Exercise aim:
Repeat the listing below in full, exactly as it stands.

Extracted data:
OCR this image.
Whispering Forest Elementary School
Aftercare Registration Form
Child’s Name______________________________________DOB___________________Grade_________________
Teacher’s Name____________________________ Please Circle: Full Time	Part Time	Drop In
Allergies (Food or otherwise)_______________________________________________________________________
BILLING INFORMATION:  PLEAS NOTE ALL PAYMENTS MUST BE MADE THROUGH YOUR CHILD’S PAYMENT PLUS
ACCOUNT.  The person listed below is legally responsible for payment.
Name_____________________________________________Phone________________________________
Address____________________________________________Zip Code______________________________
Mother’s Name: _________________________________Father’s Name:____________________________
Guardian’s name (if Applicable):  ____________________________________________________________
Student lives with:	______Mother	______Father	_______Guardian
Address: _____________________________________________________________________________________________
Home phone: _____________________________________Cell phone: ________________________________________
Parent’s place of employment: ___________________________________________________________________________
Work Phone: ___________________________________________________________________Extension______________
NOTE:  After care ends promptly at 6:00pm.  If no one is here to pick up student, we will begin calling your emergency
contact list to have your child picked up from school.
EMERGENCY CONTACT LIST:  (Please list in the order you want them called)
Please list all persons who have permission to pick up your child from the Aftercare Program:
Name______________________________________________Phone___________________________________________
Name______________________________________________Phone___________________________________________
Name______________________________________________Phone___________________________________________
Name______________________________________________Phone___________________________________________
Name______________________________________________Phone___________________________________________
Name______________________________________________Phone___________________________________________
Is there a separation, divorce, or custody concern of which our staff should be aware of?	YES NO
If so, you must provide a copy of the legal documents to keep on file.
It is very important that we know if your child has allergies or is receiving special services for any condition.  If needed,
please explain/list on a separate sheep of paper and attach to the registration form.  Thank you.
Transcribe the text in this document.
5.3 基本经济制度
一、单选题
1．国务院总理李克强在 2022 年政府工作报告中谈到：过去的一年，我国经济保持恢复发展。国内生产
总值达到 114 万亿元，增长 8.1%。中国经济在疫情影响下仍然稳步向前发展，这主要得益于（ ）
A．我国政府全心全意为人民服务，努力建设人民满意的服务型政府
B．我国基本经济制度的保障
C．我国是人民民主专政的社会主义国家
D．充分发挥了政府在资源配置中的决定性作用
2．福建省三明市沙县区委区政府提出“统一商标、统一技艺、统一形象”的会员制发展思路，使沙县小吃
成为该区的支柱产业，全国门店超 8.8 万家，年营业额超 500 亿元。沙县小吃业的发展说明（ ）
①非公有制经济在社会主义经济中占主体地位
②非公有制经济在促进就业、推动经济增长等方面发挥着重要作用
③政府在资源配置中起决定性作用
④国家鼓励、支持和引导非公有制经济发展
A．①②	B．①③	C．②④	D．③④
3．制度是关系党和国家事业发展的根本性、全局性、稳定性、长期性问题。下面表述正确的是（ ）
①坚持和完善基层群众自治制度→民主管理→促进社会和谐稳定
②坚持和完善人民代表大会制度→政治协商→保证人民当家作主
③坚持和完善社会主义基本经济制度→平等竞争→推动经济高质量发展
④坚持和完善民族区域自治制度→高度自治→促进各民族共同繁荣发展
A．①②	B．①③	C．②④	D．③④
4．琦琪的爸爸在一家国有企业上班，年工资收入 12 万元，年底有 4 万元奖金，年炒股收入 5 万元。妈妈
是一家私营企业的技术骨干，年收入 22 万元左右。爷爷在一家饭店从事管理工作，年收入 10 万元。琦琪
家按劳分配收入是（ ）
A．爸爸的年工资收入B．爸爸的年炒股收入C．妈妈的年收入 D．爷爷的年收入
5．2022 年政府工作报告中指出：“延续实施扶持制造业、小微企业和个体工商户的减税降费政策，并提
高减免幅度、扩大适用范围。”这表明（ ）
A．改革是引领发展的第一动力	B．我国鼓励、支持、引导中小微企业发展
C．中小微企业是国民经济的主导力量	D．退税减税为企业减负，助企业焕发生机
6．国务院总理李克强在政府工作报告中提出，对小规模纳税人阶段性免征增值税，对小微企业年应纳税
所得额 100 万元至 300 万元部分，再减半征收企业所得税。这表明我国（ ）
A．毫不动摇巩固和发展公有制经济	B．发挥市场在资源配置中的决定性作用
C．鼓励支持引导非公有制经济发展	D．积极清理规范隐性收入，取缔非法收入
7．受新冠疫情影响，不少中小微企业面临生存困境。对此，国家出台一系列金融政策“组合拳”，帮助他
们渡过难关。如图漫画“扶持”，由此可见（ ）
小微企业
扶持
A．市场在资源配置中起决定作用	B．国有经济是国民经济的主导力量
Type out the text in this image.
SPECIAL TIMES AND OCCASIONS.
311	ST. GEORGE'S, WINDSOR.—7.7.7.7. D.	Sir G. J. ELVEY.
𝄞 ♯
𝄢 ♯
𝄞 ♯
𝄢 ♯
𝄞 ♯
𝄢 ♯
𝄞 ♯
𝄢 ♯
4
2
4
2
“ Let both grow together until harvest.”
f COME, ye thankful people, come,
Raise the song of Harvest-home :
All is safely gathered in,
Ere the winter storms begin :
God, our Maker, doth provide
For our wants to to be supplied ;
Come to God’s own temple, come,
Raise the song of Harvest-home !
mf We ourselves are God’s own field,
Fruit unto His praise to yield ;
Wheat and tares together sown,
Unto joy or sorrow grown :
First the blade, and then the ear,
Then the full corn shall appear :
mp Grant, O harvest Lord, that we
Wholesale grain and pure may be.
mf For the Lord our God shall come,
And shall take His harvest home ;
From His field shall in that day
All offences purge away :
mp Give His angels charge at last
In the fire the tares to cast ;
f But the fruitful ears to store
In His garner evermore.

Solved problem:
OCR this image.
Whispering Forest Elementary School
Aftercare Registration Form
Child’s Name______________________________________DOB___________________Grade_________________
Teacher’s Name____________________________ Please Circle: Full Time	Part Time	Drop In
Allergies (Food or otherwise)_______________________________________________________________________
BILLING INFORMATION:  PLEAS NOTE ALL PAYMENTS MUST BE MADE THROUGH YOUR CHILD’S PAYMENT PLUS
ACCOUNT.  The person listed below is legally responsible for payment.
Name_____________________________________________Phone________________________________
Address____________________________________________Zip Code______________________________
Mother’s Name: _________________________________Father’s Name:____________________________
Guardian’s name (if Applicable):  ____________________________________________________________
Student lives with:	______Mother	______Father	_______Guardian
Address: _____________________________________________________________________________________________
Home phone: _____________________________________Cell phone: ________________________________________
Parent’s place of employment: ___________________________________________________________________________
Work Phone: ___________________________________________________________________Extension______________
NOTE:  After care ends promptly at 6:00pm.  If no one is here to pick up student, we will begin calling your emergency
contact list to have your child picked up from school.
EMERGENCY CONTACT LIST:  (Please list in the order you want them called)
Please list all persons who have permission to pick up your child from the Aftercare Program:
Name______________________________________________Phone___________________________________________
Name______________________________________________Phone___________________________________________
Name______________________________________________Phone___________________________________________
Name______________________________________________Phone___________________________________________
Name______________________________________________Phone___________________________________________
Name______________________________________________Phone___________________________________________
Is there a separation, divorce, or custody concern of which our staff should be aware of?	YES NO
If so, you must provide a copy of the legal documents to keep on file.
It is very important that we know if your child has allergies or is receiving special services for any condition.  If needed,
please explain/list on a separate sheep of paper and attach to the registration form.  Thank you.
Transcribe the text in this document.
5.3 基本经济制度
一、单选题
1．国务院总理李克强在 2022 年政府工作报告中谈到：过去的一年，我国经济保持恢复发展。国内生产
总值达到 114 万亿元，增长 8.1%。中国经济在疫情影响下仍然稳步向前发展，这主要得益于（ ）
A．我国政府全心全意为人民服务，努力建设人民满意的服务型政府
B．我国基本经济制度的保障
C．我国是人民民主专政的社会主义国家
D．充分发挥了政府在资源配置中的决定性作用
2．福建省三明市沙县区委区政府提出“统一商标、统一技艺、统一形象”的会员制发展思路，使沙县小吃
成为该区的支柱产业，全国门店超 8.8 万家，年营业额超 500 亿元。沙县小吃业的发展说明（ ）
①非公有制经济在社会主义经济中占主体地位
②非公有制经济在促进就业、推动经济增长等方面发挥着重要作用
③政府在资源配置中起决定性作用
④国家鼓励、支持和引导非公有制经济发展
A．①②	B．①③	C．②④	D．③④
3．制度是关系党和国家事业发展的根本性、全局性、稳定性、长期性问题。下面表述正确的是（ ）
①坚持和完善基层群众自治制度→民主管理→促进社会和谐稳定
②坚持和完善人民代表大会制度→政治协商→保证人民当家作主
③坚持和完善社会主义基本经济制度→平等竞争→推动经济高质量发展
④坚持和完善民族区域自治制度→高度自治→促进各民族共同繁荣发展
A．①②	B．①③	C．②④	D．③④
4．琦琪的爸爸在一家国有企业上班，年工资收入 12 万元，年底有 4 万元奖金，年炒股收入 5 万元。妈妈
是一家私营企业的技术骨干，年收入 22 万元左右。爷爷在一家饭店从事管理工作，年收入 10 万元。琦琪
家按劳分配收入是（ ）
A．爸爸的年工资收入B．爸爸的年炒股收入C．妈妈的年收入 D．爷爷的年收入
5．2022 年政府工作报告中指出：“延续实施扶持制造业、小微企业和个体工商户的减税降费政策，并提
高减免幅度、扩大适用范围。”这表明（ ）
A．改革是引领发展的第一动力	B．我国鼓励、支持、引导中小微企业发展
C．中小微企业是国民经济的主导力量	D．退税减税为企业减负，助企业焕发生机
6．国务院总理李克强在政府工作报告中提出，对小规模纳税人阶段性免征增值税，对小微企业年应纳税
所得额 100 万元至 300 万元部分，再减半征收企业所得税。这表明我国（ ）
A．毫不动摇巩固和发展公有制经济	B．发挥市场在资源配置中的决定性作用
C．鼓励支持引导非公有制经济发展	D．积极清理规范隐性收入，取缔非法收入
7．受新冠疫情影响，不少中小微企业面临生存困境。对此，国家出台一系列金融政策“组合拳”，帮助他
们渡过难关。如图漫画“扶持”，由此可见（ ）
小微企业
扶持
A．市场在资源配置中起决定作用	B．国有经济是国民经济的主导力量
Type out the text in this image.
SPECIAL TIMES AND OCCASIONS.
311	ST. GEORGE'S, WINDSOR.—7.7.7.7. D.	Sir G. J. ELVEY.
𝄞 ♯
𝄢 ♯
𝄞 ♯
𝄢 ♯
𝄞 ♯
𝄢 ♯
𝄞 ♯
𝄢 ♯
4
2
4
2
“ Let both grow together until harvest.”
f COME, ye thankful people, come,
Raise the song of Harvest-home :
All is safely gathered in,
Ere the winter storms begin :
God, our Maker, doth provide
For our wants to to be supplied ;
Come to God’s own temple, come,
Raise the song of Harvest-home !
mf We ourselves are God’s own field,
Fruit unto His praise to yield ;
Wheat and tares together sown,
Unto joy or sorrow grown :
First the blade, and then the ear,
Then the full corn shall appear :
mp Grant, O harvest Lord, that we
Wholesale grain and pure may be.
mf For the Lord our God shall come,
And shall take His harvest home ;
From His field shall in that day
All offences purge away :
mp Give His angels charge at last
In the fire the tares to cast ;
f But the fruitful ears to store
In His garner evermore.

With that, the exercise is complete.